:: Goal ::
Where a line contains the word "Read", copy that line in full.

Data records:
========================================================================
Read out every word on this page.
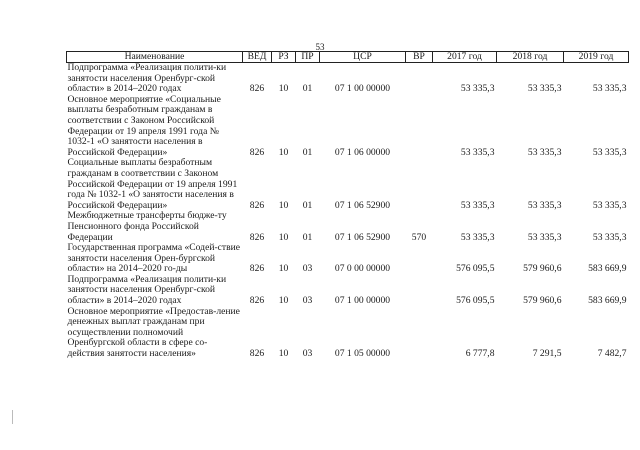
53
Наименование	ВЕД	РЗ	ПР	ЦСР	ВР	2017 год	2018 год	2019 год
Подпрограмма «Реализация полити-ки занятости населения Оренбург-ской области» в 2014–2020 годах	826	10	01	07 1 00 00000		53 335,3	53 335,3	53 335,3
Основное мероприятие «Социальные выплаты безработным гражданам в соответствии с Законом Российской Федерации от 19 апреля 1991 года № 1032-1 «О занятости населения в Российской Федерации»	826	10	01	07 1 06 00000		53 335,3	53 335,3	53 335,3
Социальные выплаты безработным гражданам в соответствии с Законом Российской Федерации от 19 апреля 1991 года № 1032-1 «О занятости населения в Российской Федерации»	826	10	01	07 1 06 52900		53 335,3	53 335,3	53 335,3
Межбюджетные трансферты бюдже-ту Пенсионного фонда Российской Федерации	826	10	01	07 1 06 52900	570	53 335,3	53 335,3	53 335,3
Государственная программа «Содей-ствие занятости населения Орен-бургской области» на 2014–2020 го-ды	826	10	03	07 0 00 00000		576 095,5	579 960,6	583 669,9
Подпрограмма «Реализация полити-ки занятости населения Оренбург-ской области» в 2014–2020 годах	826	10	03	07 1 00 00000		576 095,5	579 960,6	583 669,9
Основное мероприятие «Предостав-ление денежных выплат гражданам при осуществлении полномочий Оренбургской области в сфере со-действия занятости населения»	826	10	03	07 1 05 00000		6 777,8	7 291,5	7 482,7
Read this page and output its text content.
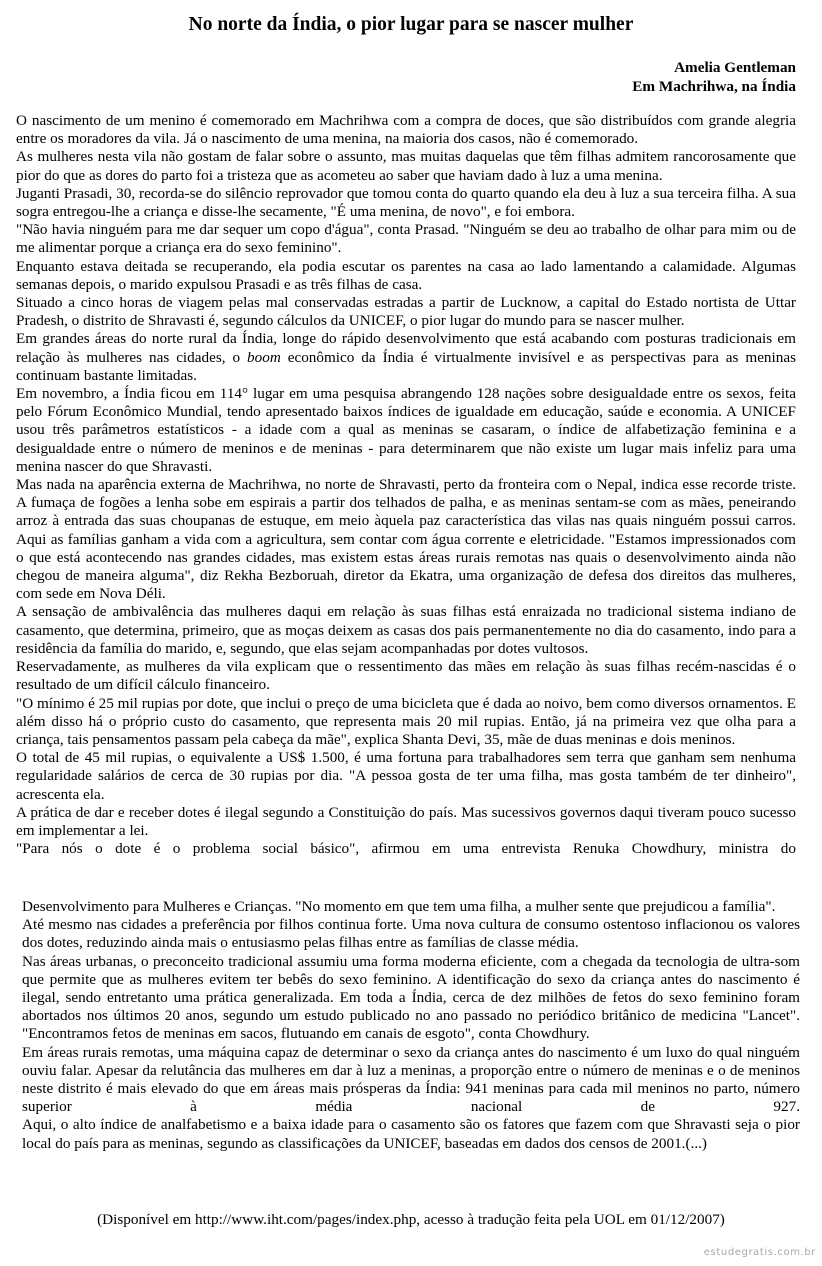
No norte da Índia, o pior lugar para se nascer mulher
Amelia Gentleman
Em Machrihwa, na Índia

O nascimento de um menino é comemorado em Machrihwa com a compra de doces, que são distribuídos com grande alegria entre os moradores da vila. Já o nascimento de uma menina, na maioria dos casos, não é comemorado.

As mulheres nesta vila não gostam de falar sobre o assunto, mas muitas daquelas que têm filhas admitem rancorosamente que pior do que as dores do parto foi a tristeza que as acometeu ao saber que haviam dado à luz a uma menina.

Juganti Prasadi, 30, recorda-se do silêncio reprovador que tomou conta do quarto quando ela deu à luz a sua terceira filha. A sua sogra entregou-lhe a criança e disse-lhe secamente, "É uma menina, de novo", e foi embora.

"Não havia ninguém para me dar sequer um copo d'água", conta Prasad. "Ninguém se deu ao trabalho de olhar para mim ou de me alimentar porque a criança era do sexo feminino".

Enquanto estava deitada se recuperando, ela podia escutar os parentes na casa ao lado lamentando a calamidade. Algumas semanas depois, o marido expulsou Prasadi e as três filhas de casa.

Situado a cinco horas de viagem pelas mal conservadas estradas a partir de Lucknow, a capital do Estado nortista de Uttar Pradesh, o distrito de Shravasti é, segundo cálculos da UNICEF, o pior lugar do mundo para se nascer mulher.

Em grandes áreas do norte rural da Índia, longe do rápido desenvolvimento que está acabando com posturas tradicionais em relação às mulheres nas cidades, o boom econômico da Índia é virtualmente invisível e as perspectivas para as meninas continuam bastante limitadas.

Em novembro, a Índia ficou em 114° lugar em uma pesquisa abrangendo 128 nações sobre desigualdade entre os sexos, feita pelo Fórum Econômico Mundial, tendo apresentado baixos índices de igualdade em educação, saúde e economia. A UNICEF usou três parâmetros estatísticos - a idade com a qual as meninas se casaram, o índice de alfabetização feminina e a desigualdade entre o número de meninos e de meninas - para determinarem que não existe um lugar mais infeliz para uma menina nascer do que Shravasti.

Mas nada na aparência externa de Machrihwa, no norte de Shravasti, perto da fronteira com o Nepal, indica esse recorde triste. A fumaça de fogões a lenha sobe em espirais a partir dos telhados de palha, e as meninas sentam-se com as mães, peneirando arroz à entrada das suas choupanas de estuque, em meio àquela paz característica das vilas nas quais ninguém possui carros. Aqui as famílias ganham a vida com a agricultura, sem contar com água corrente e eletricidade. "Estamos impressionados com o que está acontecendo nas grandes cidades, mas existem estas áreas rurais remotas nas quais o desenvolvimento ainda não chegou de maneira alguma", diz Rekha Bezboruah, diretor da Ekatra, uma organização de defesa dos direitos das mulheres, com sede em Nova Déli.

A sensação de ambivalência das mulheres daqui em relação às suas filhas está enraizada no tradicional sistema indiano de casamento, que determina, primeiro, que as moças deixem as casas dos pais permanentemente no dia do casamento, indo para a residência da família do marido, e, segundo, que elas sejam acompanhadas por dotes vultosos.

Reservadamente, as mulheres da vila explicam que o ressentimento das mães em relação às suas filhas recém-nascidas é o resultado de um difícil cálculo financeiro.

"O mínimo é 25 mil rupias por dote, que inclui o preço de uma bicicleta que é dada ao noivo, bem como diversos ornamentos. E além disso há o próprio custo do casamento, que representa mais 20 mil rupias. Então, já na primeira vez que olha para a criança, tais pensamentos passam pela cabeça da mãe", explica Shanta Devi, 35, mãe de duas meninas e dois meninos.

O total de 45 mil rupias, o equivalente a US$ 1.500, é uma fortuna para trabalhadores sem terra que ganham sem nenhuma regularidade salários de cerca de 30 rupias por dia. "A pessoa gosta de ter uma filha, mas gosta também de ter dinheiro", acrescenta ela.

A prática de dar e receber dotes é ilegal segundo a Constituição do país. Mas sucessivos governos daqui tiveram pouco sucesso em implementar a lei.

"Para nós o dote é o problema social básico", afirmou em uma entrevista Renuka Chowdhury, ministra do

Desenvolvimento para Mulheres e Crianças. "No momento em que tem uma filha, a mulher sente que prejudicou a família".

Até mesmo nas cidades a preferência por filhos continua forte. Uma nova cultura de consumo ostentoso inflacionou os valores dos dotes, reduzindo ainda mais o entusiasmo pelas filhas entre as famílias de classe média.

Nas áreas urbanas, o preconceito tradicional assumiu uma forma moderna eficiente, com a chegada da tecnologia de ultra-som que permite que as mulheres evitem ter bebês do sexo feminino. A identificação do sexo da criança antes do nascimento é ilegal, sendo entretanto uma prática generalizada. Em toda a Índia, cerca de dez milhões de fetos do sexo feminino foram abortados nos últimos 20 anos, segundo um estudo publicado no ano passado no periódico britânico de medicina "Lancet". "Encontramos fetos de meninas em sacos, flutuando em canais de esgoto", conta Chowdhury.

Em áreas rurais remotas, uma máquina capaz de determinar o sexo da criança antes do nascimento é um luxo do qual ninguém ouviu falar. Apesar da relutância das mulheres em dar à luz a meninas, a proporção entre o número de meninas e o de meninos neste distrito é mais elevado do que em áreas mais prósperas da Índia: 941 meninas para cada mil meninos no parto, número superior à média nacional de 927.

Aqui, o alto índice de analfabetismo e a baixa idade para o casamento são os fatores que fazem com que Shravasti seja o pior local do país para as meninas, segundo as classificações da UNICEF, baseadas em dados dos censos de 2001.(...)

(Disponível em http://www.iht.com/pages/index.php, acesso à tradução feita pela UOL em 01/12/2007)
estudegratis.com.br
========================================================================
:: The answer ::
Read out every word on this page.
Read this page and output its text content.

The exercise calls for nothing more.